▸ Written problem
Only the lines holding the string "Algo" are needed. Copy each one.

▸ Stored data
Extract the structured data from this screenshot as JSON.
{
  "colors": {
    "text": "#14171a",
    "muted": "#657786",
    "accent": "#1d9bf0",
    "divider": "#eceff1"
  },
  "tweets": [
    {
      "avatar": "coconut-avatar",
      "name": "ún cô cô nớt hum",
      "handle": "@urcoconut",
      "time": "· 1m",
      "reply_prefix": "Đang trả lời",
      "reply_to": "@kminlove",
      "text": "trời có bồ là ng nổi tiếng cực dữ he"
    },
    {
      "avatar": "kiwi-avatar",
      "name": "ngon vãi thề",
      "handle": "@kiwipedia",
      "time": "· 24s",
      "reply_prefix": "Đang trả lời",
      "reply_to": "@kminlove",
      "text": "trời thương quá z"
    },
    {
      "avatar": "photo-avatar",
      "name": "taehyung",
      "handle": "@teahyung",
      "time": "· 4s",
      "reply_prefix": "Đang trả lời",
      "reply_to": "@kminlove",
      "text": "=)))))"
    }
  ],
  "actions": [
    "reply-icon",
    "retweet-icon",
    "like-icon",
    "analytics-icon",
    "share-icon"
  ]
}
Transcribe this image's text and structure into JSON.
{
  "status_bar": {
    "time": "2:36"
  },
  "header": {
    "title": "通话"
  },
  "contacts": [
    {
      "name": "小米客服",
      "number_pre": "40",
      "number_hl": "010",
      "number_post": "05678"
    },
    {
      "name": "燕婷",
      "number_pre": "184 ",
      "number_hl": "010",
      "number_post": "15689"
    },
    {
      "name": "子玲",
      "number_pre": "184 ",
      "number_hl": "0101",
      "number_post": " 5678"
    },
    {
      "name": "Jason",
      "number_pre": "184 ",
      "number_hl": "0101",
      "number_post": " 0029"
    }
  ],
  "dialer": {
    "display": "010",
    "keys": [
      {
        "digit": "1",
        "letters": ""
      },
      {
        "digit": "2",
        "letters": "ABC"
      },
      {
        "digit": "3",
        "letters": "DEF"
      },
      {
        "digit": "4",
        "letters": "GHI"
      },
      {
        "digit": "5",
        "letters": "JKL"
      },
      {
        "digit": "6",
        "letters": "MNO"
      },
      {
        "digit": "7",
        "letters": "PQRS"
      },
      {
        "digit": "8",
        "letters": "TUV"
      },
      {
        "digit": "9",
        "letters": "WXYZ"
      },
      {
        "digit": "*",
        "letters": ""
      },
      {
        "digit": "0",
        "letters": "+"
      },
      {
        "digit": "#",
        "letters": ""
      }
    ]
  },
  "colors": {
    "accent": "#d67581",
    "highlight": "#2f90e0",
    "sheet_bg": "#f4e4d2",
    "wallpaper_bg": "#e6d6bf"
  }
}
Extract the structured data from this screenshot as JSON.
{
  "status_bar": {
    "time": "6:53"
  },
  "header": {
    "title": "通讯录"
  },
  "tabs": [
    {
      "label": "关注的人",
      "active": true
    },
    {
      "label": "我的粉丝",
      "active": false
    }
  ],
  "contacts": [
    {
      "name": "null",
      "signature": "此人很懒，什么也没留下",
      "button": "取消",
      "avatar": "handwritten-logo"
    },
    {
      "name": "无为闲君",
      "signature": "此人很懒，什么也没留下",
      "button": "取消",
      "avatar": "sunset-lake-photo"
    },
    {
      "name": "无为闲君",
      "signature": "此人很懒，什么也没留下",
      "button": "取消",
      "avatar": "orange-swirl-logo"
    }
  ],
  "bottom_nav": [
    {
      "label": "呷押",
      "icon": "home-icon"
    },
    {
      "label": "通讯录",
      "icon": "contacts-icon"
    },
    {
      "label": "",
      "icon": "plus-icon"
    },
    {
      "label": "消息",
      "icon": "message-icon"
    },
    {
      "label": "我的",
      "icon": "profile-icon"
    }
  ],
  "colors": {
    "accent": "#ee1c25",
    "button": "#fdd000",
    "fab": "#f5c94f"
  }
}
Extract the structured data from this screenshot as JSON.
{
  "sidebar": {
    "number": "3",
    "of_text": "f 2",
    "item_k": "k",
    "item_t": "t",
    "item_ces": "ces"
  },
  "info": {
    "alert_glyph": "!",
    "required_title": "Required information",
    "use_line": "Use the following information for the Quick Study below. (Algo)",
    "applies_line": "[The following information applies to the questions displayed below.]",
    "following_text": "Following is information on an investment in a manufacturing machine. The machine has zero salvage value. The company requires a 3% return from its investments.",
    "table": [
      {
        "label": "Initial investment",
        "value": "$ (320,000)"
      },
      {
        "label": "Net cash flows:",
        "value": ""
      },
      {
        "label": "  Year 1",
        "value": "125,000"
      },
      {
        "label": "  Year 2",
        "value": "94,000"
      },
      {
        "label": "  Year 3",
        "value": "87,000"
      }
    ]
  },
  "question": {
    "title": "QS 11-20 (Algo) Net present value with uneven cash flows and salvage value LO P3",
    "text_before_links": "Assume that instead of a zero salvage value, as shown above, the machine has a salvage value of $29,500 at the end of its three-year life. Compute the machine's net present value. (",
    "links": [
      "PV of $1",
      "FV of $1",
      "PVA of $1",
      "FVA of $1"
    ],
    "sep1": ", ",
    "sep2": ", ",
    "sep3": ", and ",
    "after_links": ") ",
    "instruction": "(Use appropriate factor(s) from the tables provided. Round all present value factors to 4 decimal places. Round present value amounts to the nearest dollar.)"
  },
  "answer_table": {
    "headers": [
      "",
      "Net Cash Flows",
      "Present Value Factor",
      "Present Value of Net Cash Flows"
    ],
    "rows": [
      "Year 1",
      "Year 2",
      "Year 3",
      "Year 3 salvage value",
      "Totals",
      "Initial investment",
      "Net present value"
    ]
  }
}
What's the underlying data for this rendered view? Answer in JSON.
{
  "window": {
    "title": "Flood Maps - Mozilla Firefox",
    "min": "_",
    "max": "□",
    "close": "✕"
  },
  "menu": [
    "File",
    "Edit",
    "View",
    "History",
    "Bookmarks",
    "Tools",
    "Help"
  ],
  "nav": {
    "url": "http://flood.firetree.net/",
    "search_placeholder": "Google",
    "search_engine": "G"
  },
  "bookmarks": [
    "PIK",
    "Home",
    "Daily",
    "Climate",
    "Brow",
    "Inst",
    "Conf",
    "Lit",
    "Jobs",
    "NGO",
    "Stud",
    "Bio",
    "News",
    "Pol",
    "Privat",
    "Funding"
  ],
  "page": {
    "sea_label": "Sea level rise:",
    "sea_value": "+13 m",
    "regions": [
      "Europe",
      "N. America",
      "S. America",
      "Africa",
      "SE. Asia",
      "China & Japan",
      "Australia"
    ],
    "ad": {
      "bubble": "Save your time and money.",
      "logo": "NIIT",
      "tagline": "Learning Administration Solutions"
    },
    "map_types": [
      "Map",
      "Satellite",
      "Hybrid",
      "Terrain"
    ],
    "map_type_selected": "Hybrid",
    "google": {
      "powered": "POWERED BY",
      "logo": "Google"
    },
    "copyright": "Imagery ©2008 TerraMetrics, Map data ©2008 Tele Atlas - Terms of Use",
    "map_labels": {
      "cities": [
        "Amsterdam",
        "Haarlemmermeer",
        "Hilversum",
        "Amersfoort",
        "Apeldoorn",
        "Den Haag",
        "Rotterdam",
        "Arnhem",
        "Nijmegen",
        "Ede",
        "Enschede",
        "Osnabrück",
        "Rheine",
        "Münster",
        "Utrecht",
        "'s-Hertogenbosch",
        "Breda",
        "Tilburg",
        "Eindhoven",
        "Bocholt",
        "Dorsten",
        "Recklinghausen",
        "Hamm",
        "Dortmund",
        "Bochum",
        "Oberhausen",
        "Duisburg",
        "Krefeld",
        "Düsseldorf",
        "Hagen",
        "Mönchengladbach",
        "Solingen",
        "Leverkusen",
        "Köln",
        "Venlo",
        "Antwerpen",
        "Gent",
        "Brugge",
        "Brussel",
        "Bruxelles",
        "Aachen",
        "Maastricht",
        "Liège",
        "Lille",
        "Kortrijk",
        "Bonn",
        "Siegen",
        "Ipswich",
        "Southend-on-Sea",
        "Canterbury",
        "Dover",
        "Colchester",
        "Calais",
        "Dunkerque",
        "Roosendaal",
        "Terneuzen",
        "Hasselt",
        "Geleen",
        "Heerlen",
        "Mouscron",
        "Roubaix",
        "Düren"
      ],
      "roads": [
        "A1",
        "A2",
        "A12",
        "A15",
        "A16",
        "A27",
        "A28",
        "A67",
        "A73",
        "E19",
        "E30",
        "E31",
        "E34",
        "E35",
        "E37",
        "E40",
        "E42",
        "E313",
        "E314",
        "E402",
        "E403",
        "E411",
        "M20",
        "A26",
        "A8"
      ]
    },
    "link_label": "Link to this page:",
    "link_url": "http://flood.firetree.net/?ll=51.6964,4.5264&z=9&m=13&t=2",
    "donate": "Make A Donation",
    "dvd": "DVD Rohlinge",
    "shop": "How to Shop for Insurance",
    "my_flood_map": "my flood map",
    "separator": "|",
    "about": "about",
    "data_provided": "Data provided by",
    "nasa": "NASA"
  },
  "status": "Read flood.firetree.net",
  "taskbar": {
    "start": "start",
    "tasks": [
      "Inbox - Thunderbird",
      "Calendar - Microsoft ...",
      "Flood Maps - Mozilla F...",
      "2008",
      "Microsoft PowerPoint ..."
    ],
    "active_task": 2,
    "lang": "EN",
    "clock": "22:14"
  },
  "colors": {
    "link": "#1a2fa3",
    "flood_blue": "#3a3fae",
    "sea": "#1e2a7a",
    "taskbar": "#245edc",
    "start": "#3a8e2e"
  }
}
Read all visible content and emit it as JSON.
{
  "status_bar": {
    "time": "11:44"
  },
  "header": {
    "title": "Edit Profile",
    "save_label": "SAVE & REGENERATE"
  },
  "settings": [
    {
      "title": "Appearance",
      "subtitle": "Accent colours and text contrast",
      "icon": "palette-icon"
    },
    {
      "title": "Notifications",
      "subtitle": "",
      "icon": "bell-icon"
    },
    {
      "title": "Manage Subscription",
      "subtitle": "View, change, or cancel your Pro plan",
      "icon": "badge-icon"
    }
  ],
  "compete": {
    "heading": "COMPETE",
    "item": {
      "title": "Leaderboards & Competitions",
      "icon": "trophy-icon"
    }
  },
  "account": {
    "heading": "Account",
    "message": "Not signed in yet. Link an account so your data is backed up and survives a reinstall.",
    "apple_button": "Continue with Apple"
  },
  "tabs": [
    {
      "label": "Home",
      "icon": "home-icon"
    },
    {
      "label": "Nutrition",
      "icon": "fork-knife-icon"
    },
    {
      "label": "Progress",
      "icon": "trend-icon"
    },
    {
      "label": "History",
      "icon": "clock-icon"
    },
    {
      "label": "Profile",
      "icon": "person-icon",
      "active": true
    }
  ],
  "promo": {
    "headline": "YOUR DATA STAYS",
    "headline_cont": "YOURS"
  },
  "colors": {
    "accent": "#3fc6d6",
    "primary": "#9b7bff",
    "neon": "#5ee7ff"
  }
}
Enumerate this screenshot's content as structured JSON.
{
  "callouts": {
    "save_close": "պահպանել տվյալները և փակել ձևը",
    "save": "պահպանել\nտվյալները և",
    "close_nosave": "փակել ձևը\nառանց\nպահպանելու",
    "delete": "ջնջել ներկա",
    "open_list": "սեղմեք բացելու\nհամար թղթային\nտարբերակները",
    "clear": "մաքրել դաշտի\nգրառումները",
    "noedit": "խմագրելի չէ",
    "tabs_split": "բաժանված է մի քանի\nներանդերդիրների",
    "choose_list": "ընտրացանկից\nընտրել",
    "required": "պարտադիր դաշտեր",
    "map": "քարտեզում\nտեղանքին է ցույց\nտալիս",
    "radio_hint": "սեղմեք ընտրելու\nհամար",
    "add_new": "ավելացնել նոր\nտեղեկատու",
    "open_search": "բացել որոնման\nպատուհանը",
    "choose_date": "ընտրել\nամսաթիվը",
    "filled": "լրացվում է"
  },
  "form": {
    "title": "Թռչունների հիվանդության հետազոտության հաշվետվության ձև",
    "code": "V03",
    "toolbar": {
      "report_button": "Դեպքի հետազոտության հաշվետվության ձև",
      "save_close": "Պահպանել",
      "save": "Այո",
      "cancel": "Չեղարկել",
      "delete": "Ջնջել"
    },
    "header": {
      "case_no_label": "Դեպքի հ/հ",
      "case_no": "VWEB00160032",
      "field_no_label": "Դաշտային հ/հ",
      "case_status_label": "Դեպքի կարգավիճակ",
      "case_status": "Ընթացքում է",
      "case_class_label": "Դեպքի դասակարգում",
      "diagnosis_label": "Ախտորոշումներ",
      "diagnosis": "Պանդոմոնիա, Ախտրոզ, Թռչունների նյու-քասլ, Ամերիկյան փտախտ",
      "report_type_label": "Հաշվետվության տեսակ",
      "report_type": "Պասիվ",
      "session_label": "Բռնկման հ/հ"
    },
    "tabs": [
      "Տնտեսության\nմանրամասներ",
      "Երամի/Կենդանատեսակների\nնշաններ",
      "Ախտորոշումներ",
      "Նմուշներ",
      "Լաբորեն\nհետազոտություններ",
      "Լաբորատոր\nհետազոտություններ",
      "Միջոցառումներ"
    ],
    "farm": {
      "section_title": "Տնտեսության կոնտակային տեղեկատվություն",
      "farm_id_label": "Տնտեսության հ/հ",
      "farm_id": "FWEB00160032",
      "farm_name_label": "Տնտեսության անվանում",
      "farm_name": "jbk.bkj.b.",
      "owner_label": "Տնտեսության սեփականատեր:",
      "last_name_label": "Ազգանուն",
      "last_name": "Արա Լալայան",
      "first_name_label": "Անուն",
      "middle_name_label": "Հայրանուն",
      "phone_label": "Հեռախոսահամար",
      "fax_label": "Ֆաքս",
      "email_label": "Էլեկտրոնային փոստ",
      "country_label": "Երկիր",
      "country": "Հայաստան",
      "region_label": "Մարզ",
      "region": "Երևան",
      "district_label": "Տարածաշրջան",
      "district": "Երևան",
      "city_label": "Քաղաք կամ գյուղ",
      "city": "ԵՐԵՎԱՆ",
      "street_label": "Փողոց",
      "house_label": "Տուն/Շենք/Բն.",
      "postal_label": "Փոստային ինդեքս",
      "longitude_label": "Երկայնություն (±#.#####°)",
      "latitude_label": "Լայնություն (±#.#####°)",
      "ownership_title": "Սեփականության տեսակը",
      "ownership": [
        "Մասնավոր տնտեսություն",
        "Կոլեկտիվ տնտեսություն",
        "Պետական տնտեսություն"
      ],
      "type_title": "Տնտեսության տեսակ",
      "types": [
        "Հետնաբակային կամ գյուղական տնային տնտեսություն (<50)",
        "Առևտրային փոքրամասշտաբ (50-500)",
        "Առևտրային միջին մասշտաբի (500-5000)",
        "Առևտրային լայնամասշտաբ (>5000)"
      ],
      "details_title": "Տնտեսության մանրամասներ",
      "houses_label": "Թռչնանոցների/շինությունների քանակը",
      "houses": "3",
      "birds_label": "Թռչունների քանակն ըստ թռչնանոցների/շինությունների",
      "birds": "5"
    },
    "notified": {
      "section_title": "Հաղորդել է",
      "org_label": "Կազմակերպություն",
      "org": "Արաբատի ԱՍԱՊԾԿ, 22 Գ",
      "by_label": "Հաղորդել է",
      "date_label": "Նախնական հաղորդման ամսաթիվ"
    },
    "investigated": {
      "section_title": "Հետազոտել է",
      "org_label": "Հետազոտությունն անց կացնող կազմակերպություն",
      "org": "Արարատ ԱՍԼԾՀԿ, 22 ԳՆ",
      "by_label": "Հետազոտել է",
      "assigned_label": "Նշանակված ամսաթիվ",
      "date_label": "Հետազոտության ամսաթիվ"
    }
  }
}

▸ Task solution
    "use_line": "Use the following information for the Quick Study below. (Algo)",
    "title": "QS 11-20 (Algo) Net present value with uneven cash flows and salvage value LO P3",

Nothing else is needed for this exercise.